→ **Problem**:
What follows are records. Restate all of them word for word.
[start Extracted entries]
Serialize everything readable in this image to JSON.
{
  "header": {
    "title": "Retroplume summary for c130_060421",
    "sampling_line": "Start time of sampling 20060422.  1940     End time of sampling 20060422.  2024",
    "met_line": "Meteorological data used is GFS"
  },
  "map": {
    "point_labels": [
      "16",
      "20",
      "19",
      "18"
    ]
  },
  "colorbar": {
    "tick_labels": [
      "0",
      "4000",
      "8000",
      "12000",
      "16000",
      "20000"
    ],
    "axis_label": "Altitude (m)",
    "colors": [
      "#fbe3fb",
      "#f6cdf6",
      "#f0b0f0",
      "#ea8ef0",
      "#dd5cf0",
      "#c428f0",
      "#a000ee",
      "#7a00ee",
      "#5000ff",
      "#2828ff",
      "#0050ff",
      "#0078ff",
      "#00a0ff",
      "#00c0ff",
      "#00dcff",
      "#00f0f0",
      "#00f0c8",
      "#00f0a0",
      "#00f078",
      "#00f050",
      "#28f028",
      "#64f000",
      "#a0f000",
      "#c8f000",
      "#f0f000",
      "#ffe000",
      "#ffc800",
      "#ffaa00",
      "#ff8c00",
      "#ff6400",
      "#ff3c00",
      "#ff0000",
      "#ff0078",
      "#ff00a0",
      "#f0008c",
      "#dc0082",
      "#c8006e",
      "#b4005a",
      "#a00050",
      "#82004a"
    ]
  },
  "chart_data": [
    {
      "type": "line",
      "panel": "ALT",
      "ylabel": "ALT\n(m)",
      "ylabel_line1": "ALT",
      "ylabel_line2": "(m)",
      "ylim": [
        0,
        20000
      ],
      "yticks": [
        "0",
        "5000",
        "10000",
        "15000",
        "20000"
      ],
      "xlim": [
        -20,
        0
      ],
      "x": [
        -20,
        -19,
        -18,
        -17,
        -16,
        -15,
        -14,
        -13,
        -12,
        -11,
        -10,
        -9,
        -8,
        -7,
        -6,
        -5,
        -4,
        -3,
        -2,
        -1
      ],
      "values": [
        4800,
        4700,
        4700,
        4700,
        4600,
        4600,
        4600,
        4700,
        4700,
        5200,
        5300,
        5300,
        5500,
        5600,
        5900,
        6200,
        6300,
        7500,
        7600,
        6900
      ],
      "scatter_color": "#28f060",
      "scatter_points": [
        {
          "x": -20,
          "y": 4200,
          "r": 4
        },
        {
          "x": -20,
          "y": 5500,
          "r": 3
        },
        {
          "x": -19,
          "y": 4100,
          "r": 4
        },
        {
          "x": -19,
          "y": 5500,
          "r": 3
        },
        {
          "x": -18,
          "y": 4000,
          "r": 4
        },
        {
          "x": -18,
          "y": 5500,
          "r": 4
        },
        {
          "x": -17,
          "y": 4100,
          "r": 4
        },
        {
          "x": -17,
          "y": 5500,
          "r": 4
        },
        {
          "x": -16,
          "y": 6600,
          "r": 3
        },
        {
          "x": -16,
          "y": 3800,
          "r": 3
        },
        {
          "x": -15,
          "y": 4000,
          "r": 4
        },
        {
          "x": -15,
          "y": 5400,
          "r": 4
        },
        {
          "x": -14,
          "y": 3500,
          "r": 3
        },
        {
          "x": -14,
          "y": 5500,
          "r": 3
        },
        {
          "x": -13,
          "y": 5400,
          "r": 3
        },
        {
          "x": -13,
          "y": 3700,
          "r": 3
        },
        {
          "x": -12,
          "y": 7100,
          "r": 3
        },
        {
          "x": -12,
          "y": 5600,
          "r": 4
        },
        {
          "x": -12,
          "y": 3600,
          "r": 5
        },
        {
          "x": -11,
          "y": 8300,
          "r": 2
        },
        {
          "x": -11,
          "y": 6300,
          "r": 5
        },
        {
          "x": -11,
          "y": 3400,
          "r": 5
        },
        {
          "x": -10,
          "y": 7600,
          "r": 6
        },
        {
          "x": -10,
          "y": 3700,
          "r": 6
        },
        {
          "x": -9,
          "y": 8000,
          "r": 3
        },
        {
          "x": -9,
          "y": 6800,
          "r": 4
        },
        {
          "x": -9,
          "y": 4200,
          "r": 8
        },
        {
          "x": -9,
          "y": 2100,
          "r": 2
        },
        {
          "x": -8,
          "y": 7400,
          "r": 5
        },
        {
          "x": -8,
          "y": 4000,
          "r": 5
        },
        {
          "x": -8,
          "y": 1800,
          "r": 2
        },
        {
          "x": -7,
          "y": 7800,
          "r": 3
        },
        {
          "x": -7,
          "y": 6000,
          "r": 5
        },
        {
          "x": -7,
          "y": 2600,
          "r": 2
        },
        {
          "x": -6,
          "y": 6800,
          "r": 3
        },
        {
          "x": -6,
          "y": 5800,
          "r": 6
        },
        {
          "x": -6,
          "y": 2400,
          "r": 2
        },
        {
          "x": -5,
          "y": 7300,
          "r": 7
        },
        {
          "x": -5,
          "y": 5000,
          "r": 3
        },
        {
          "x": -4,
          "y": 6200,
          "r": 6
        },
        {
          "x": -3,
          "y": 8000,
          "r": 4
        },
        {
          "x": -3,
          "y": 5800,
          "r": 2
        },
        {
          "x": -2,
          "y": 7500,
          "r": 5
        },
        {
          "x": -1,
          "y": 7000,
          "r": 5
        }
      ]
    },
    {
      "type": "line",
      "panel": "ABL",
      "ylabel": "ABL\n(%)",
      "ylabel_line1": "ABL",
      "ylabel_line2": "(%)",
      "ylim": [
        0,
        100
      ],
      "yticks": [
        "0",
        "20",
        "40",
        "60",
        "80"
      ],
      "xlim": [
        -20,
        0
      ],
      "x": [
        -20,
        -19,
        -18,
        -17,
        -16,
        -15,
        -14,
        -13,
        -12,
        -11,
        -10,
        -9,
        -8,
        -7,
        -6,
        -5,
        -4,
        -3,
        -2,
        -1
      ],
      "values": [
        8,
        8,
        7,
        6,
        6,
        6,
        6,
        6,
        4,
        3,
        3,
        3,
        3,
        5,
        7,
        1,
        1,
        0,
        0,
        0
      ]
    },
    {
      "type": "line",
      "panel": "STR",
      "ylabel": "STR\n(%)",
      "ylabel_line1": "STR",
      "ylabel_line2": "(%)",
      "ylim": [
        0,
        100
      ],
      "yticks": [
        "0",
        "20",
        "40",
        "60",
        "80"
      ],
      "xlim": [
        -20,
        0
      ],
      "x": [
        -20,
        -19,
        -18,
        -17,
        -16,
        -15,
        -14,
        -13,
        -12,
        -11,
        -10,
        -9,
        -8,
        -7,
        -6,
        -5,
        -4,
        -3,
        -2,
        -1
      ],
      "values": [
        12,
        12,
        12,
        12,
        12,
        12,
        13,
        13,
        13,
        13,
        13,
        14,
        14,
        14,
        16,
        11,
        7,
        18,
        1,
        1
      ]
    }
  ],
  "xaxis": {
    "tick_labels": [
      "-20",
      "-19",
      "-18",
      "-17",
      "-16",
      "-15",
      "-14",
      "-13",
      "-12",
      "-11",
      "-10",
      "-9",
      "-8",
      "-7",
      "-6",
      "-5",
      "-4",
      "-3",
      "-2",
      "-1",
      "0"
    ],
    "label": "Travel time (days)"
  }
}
[end Extracted entries]
→ **Answer to this exercise**:
Serialize everything readable in this image to JSON.
{
  "header": {
    "title": "Retroplume summary for c130_060421",
    "sampling_line": "Start time of sampling 20060422.  1940     End time of sampling 20060422.  2024",
    "met_line": "Meteorological data used is GFS"
  },
  "map": {
    "point_labels": [
      "16",
      "20",
      "19",
      "18"
    ]
  },
  "colorbar": {
    "tick_labels": [
      "0",
      "4000",
      "8000",
      "12000",
      "16000",
      "20000"
    ],
    "axis_label": "Altitude (m)",
    "colors": [
      "#fbe3fb",
      "#f6cdf6",
      "#f0b0f0",
      "#ea8ef0",
      "#dd5cf0",
      "#c428f0",
      "#a000ee",
      "#7a00ee",
      "#5000ff",
      "#2828ff",
      "#0050ff",
      "#0078ff",
      "#00a0ff",
      "#00c0ff",
      "#00dcff",
      "#00f0f0",
      "#00f0c8",
      "#00f0a0",
      "#00f078",
      "#00f050",
      "#28f028",
      "#64f000",
      "#a0f000",
      "#c8f000",
      "#f0f000",
      "#ffe000",
      "#ffc800",
      "#ffaa00",
      "#ff8c00",
      "#ff6400",
      "#ff3c00",
      "#ff0000",
      "#ff0078",
      "#ff00a0",
      "#f0008c",
      "#dc0082",
      "#c8006e",
      "#b4005a",
      "#a00050",
      "#82004a"
    ]
  },
  "chart_data": [
    {
      "type": "line",
      "panel": "ALT",
      "ylabel": "ALT\n(m)",
      "ylabel_line1": "ALT",
      "ylabel_line2": "(m)",
      "ylim": [
        0,
        20000
      ],
      "yticks": [
        "0",
        "5000",
        "10000",
        "15000",
        "20000"
      ],
      "xlim": [
        -20,
        0
      ],
      "x": [
        -20,
        -19,
        -18,
        -17,
        -16,
        -15,
        -14,
        -13,
        -12,
        -11,
        -10,
        -9,
        -8,
        -7,
        -6,
        -5,
        -4,
        -3,
        -2,
        -1
      ],
      "values": [
        4800,
        4700,
        4700,
        4700,
        4600,
        4600,
        4600,
        4700,
        4700,
        5200,
        5300,
        5300,
        5500,
        5600,
        5900,
        6200,
        6300,
        7500,
        7600,
        6900
      ],
      "scatter_color": "#28f060",
      "scatter_points": [
        {
          "x": -20,
          "y": 4200,
          "r": 4
        },
        {
          "x": -20,
          "y": 5500,
          "r": 3
        },
        {
          "x": -19,
          "y": 4100,
          "r": 4
        },
        {
          "x": -19,
          "y": 5500,
          "r": 3
        },
        {
          "x": -18,
          "y": 4000,
          "r": 4
        },
        {
          "x": -18,
          "y": 5500,
          "r": 4
        },
        {
          "x": -17,
          "y": 4100,
          "r": 4
        },
        {
          "x": -17,
          "y": 5500,
          "r": 4
        },
        {
          "x": -16,
          "y": 6600,
          "r": 3
        },
        {
          "x": -16,
          "y": 3800,
          "r": 3
        },
        {
          "x": -15,
          "y": 4000,
          "r": 4
        },
        {
          "x": -15,
          "y": 5400,
          "r": 4
        },
        {
          "x": -14,
          "y": 3500,
          "r": 3
        },
        {
          "x": -14,
          "y": 5500,
          "r": 3
        },
        {
          "x": -13,
          "y": 5400,
          "r": 3
        },
        {
          "x": -13,
          "y": 3700,
          "r": 3
        },
        {
          "x": -12,
          "y": 7100,
          "r": 3
        },
        {
          "x": -12,
          "y": 5600,
          "r": 4
        },
        {
          "x": -12,
          "y": 3600,
          "r": 5
        },
        {
          "x": -11,
          "y": 8300,
          "r": 2
        },
        {
          "x": -11,
          "y": 6300,
          "r": 5
        },
        {
          "x": -11,
          "y": 3400,
          "r": 5
        },
        {
          "x": -10,
          "y": 7600,
          "r": 6
        },
        {
          "x": -10,
          "y": 3700,
          "r": 6
        },
        {
          "x": -9,
          "y": 8000,
          "r": 3
        },
        {
          "x": -9,
          "y": 6800,
          "r": 4
        },
        {
          "x": -9,
          "y": 4200,
          "r": 8
        },
        {
          "x": -9,
          "y": 2100,
          "r": 2
        },
        {
          "x": -8,
          "y": 7400,
          "r": 5
        },
        {
          "x": -8,
          "y": 4000,
          "r": 5
        },
        {
          "x": -8,
          "y": 1800,
          "r": 2
        },
        {
          "x": -7,
          "y": 7800,
          "r": 3
        },
        {
          "x": -7,
          "y": 6000,
          "r": 5
        },
        {
          "x": -7,
          "y": 2600,
          "r": 2
        },
        {
          "x": -6,
          "y": 6800,
          "r": 3
        },
        {
          "x": -6,
          "y": 5800,
          "r": 6
        },
        {
          "x": -6,
          "y": 2400,
          "r": 2
        },
        {
          "x": -5,
          "y": 7300,
          "r": 7
        },
        {
          "x": -5,
          "y": 5000,
          "r": 3
        },
        {
          "x": -4,
          "y": 6200,
          "r": 6
        },
        {
          "x": -3,
          "y": 8000,
          "r": 4
        },
        {
          "x": -3,
          "y": 5800,
          "r": 2
        },
        {
          "x": -2,
          "y": 7500,
          "r": 5
        },
        {
          "x": -1,
          "y": 7000,
          "r": 5
        }
      ]
    },
    {
      "type": "line",
      "panel": "ABL",
      "ylabel": "ABL\n(%)",
      "ylabel_line1": "ABL",
      "ylabel_line2": "(%)",
      "ylim": [
        0,
        100
      ],
      "yticks": [
        "0",
        "20",
        "40",
        "60",
        "80"
      ],
      "xlim": [
        -20,
        0
      ],
      "x": [
        -20,
        -19,
        -18,
        -17,
        -16,
        -15,
        -14,
        -13,
        -12,
        -11,
        -10,
        -9,
        -8,
        -7,
        -6,
        -5,
        -4,
        -3,
        -2,
        -1
      ],
      "values": [
        8,
        8,
        7,
        6,
        6,
        6,
        6,
        6,
        4,
        3,
        3,
        3,
        3,
        5,
        7,
        1,
        1,
        0,
        0,
        0
      ]
    },
    {
      "type": "line",
      "panel": "STR",
      "ylabel": "STR\n(%)",
      "ylabel_line1": "STR",
      "ylabel_line2": "(%)",
      "ylim": [
        0,
        100
      ],
      "yticks": [
        "0",
        "20",
        "40",
        "60",
        "80"
      ],
      "xlim": [
        -20,
        0
      ],
      "x": [
        -20,
        -19,
        -18,
        -17,
        -16,
        -15,
        -14,
        -13,
        -12,
        -11,
        -10,
        -9,
        -8,
        -7,
        -6,
        -5,
        -4,
        -3,
        -2,
        -1
      ],
      "values": [
        12,
        12,
        12,
        12,
        12,
        12,
        13,
        13,
        13,
        13,
        13,
        14,
        14,
        14,
        16,
        11,
        7,
        18,
        1,
        1
      ]
    }
  ],
  "xaxis": {
    "tick_labels": [
      "-20",
      "-19",
      "-18",
      "-17",
      "-16",
      "-15",
      "-14",
      "-13",
      "-12",
      "-11",
      "-10",
      "-9",
      "-8",
      "-7",
      "-6",
      "-5",
      "-4",
      "-3",
      "-2",
      "-1",
      "0"
    ],
    "label": "Travel time (days)"
  }
}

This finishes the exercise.